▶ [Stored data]
····················

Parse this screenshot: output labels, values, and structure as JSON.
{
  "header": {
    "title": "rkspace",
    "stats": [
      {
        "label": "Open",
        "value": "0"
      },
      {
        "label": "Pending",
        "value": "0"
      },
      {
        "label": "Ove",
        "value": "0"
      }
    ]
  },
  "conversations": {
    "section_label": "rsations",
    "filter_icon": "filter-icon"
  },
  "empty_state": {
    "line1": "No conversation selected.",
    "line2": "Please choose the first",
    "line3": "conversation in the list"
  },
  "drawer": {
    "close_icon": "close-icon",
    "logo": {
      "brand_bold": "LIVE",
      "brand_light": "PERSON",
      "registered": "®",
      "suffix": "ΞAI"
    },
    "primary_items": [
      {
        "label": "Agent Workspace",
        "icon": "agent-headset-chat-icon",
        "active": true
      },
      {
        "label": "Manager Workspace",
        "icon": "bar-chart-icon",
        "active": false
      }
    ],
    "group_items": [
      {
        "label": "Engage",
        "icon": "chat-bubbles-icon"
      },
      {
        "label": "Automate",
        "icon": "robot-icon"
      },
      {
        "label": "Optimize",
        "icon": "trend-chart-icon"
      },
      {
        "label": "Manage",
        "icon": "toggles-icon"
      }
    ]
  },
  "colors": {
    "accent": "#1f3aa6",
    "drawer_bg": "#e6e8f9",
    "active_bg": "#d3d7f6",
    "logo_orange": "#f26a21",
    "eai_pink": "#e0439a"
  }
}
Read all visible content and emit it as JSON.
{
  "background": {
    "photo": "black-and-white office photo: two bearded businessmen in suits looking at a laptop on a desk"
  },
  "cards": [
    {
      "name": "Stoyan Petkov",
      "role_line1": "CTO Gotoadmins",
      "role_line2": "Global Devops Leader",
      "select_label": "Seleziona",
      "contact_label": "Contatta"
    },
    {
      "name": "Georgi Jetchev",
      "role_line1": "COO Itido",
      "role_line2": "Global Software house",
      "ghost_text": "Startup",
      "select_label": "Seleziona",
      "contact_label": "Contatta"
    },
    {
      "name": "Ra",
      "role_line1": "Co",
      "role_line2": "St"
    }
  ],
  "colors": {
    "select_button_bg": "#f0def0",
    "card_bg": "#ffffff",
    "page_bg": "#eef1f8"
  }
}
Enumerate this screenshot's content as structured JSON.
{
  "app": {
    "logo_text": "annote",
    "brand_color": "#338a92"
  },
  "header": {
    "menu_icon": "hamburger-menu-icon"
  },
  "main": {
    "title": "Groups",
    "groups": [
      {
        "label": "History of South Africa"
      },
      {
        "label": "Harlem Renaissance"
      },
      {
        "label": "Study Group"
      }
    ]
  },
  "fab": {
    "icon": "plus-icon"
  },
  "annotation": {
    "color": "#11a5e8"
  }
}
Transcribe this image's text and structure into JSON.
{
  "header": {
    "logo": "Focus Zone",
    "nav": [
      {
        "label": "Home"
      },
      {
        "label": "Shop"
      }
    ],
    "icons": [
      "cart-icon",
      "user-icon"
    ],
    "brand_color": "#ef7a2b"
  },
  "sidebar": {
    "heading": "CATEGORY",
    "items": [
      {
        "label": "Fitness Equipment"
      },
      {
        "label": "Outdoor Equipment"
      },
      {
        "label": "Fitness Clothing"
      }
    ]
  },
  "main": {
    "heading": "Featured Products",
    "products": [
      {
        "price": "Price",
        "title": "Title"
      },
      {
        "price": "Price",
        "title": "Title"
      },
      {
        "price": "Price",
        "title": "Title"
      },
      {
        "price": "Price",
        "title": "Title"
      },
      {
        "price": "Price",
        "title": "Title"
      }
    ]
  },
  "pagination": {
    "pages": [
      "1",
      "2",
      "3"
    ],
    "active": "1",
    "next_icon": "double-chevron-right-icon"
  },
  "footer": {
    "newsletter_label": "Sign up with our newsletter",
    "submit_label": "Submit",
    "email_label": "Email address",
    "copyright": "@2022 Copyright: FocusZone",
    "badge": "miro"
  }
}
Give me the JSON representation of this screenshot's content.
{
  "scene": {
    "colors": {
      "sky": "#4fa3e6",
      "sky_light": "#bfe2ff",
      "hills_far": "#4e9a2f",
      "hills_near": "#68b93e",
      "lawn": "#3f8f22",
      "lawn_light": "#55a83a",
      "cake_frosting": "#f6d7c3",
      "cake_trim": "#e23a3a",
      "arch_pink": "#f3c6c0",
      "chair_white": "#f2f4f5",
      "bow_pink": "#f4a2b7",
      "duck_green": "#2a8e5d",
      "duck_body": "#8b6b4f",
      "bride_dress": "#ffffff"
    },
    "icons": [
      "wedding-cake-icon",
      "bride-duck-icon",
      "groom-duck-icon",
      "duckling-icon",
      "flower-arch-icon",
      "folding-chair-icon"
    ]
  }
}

····················

▶ [Stated problem]
From the listing above, extract every line exactly as it stands.

▶ [Worked solution]
Parse this screenshot: output labels, values, and structure as JSON.
{
  "header": {
    "title": "rkspace",
    "stats": [
      {
        "label": "Open",
        "value": "0"
      },
      {
        "label": "Pending",
        "value": "0"
      },
      {
        "label": "Ove",
        "value": "0"
      }
    ]
  },
  "conversations": {
    "section_label": "rsations",
    "filter_icon": "filter-icon"
  },
  "empty_state": {
    "line1": "No conversation selected.",
    "line2": "Please choose the first",
    "line3": "conversation in the list"
  },
  "drawer": {
    "close_icon": "close-icon",
    "logo": {
      "brand_bold": "LIVE",
      "brand_light": "PERSON",
      "registered": "®",
      "suffix": "ΞAI"
    },
    "primary_items": [
      {
        "label": "Agent Workspace",
        "icon": "agent-headset-chat-icon",
        "active": true
      },
      {
        "label": "Manager Workspace",
        "icon": "bar-chart-icon",
        "active": false
      }
    ],
    "group_items": [
      {
        "label": "Engage",
        "icon": "chat-bubbles-icon"
      },
      {
        "label": "Automate",
        "icon": "robot-icon"
      },
      {
        "label": "Optimize",
        "icon": "trend-chart-icon"
      },
      {
        "label": "Manage",
        "icon": "toggles-icon"
      }
    ]
  },
  "colors": {
    "accent": "#1f3aa6",
    "drawer_bg": "#e6e8f9",
    "active_bg": "#d3d7f6",
    "logo_orange": "#f26a21",
    "eai_pink": "#e0439a"
  }
}
Read all visible content and emit it as JSON.
{
  "background": {
    "photo": "black-and-white office photo: two bearded businessmen in suits looking at a laptop on a desk"
  },
  "cards": [
    {
      "name": "Stoyan Petkov",
      "role_line1": "CTO Gotoadmins",
      "role_line2": "Global Devops Leader",
      "select_label": "Seleziona",
      "contact_label": "Contatta"
    },
    {
      "name": "Georgi Jetchev",
      "role_line1": "COO Itido",
      "role_line2": "Global Software house",
      "ghost_text": "Startup",
      "select_label": "Seleziona",
      "contact_label": "Contatta"
    },
    {
      "name": "Ra",
      "role_line1": "Co",
      "role_line2": "St"
    }
  ],
  "colors": {
    "select_button_bg": "#f0def0",
    "card_bg": "#ffffff",
    "page_bg": "#eef1f8"
  }
}
Enumerate this screenshot's content as structured JSON.
{
  "app": {
    "logo_text": "annote",
    "brand_color": "#338a92"
  },
  "header": {
    "menu_icon": "hamburger-menu-icon"
  },
  "main": {
    "title": "Groups",
    "groups": [
      {
        "label": "History of South Africa"
      },
      {
        "label": "Harlem Renaissance"
      },
      {
        "label": "Study Group"
      }
    ]
  },
  "fab": {
    "icon": "plus-icon"
  },
  "annotation": {
    "color": "#11a5e8"
  }
}
Transcribe this image's text and structure into JSON.
{
  "header": {
    "logo": "Focus Zone",
    "nav": [
      {
        "label": "Home"
      },
      {
        "label": "Shop"
      }
    ],
    "icons": [
      "cart-icon",
      "user-icon"
    ],
    "brand_color": "#ef7a2b"
  },
  "sidebar": {
    "heading": "CATEGORY",
    "items": [
      {
        "label": "Fitness Equipment"
      },
      {
        "label": "Outdoor Equipment"
      },
      {
        "label": "Fitness Clothing"
      }
    ]
  },
  "main": {
    "heading": "Featured Products",
    "products": [
      {
        "price": "Price",
        "title": "Title"
      },
      {
        "price": "Price",
        "title": "Title"
      },
      {
        "price": "Price",
        "title": "Title"
      },
      {
        "price": "Price",
        "title": "Title"
      },
      {
        "price": "Price",
        "title": "Title"
      }
    ]
  },
  "pagination": {
    "pages": [
      "1",
      "2",
      "3"
    ],
    "active": "1",
    "next_icon": "double-chevron-right-icon"
  },
  "footer": {
    "newsletter_label": "Sign up with our newsletter",
    "submit_label": "Submit",
    "email_label": "Email address",
    "copyright": "@2022 Copyright: FocusZone",
    "badge": "miro"
  }
}
Give me the JSON representation of this screenshot's content.
{
  "scene": {
    "colors": {
      "sky": "#4fa3e6",
      "sky_light": "#bfe2ff",
      "hills_far": "#4e9a2f",
      "hills_near": "#68b93e",
      "lawn": "#3f8f22",
      "lawn_light": "#55a83a",
      "cake_frosting": "#f6d7c3",
      "cake_trim": "#e23a3a",
      "arch_pink": "#f3c6c0",
      "chair_white": "#f2f4f5",
      "bow_pink": "#f4a2b7",
      "duck_green": "#2a8e5d",
      "duck_body": "#8b6b4f",
      "bride_dress": "#ffffff"
    },
    "icons": [
      "wedding-cake-icon",
      "bride-duck-icon",
      "groom-duck-icon",
      "duckling-icon",
      "flower-arch-icon",
      "folding-chair-icon"
    ]
  }
}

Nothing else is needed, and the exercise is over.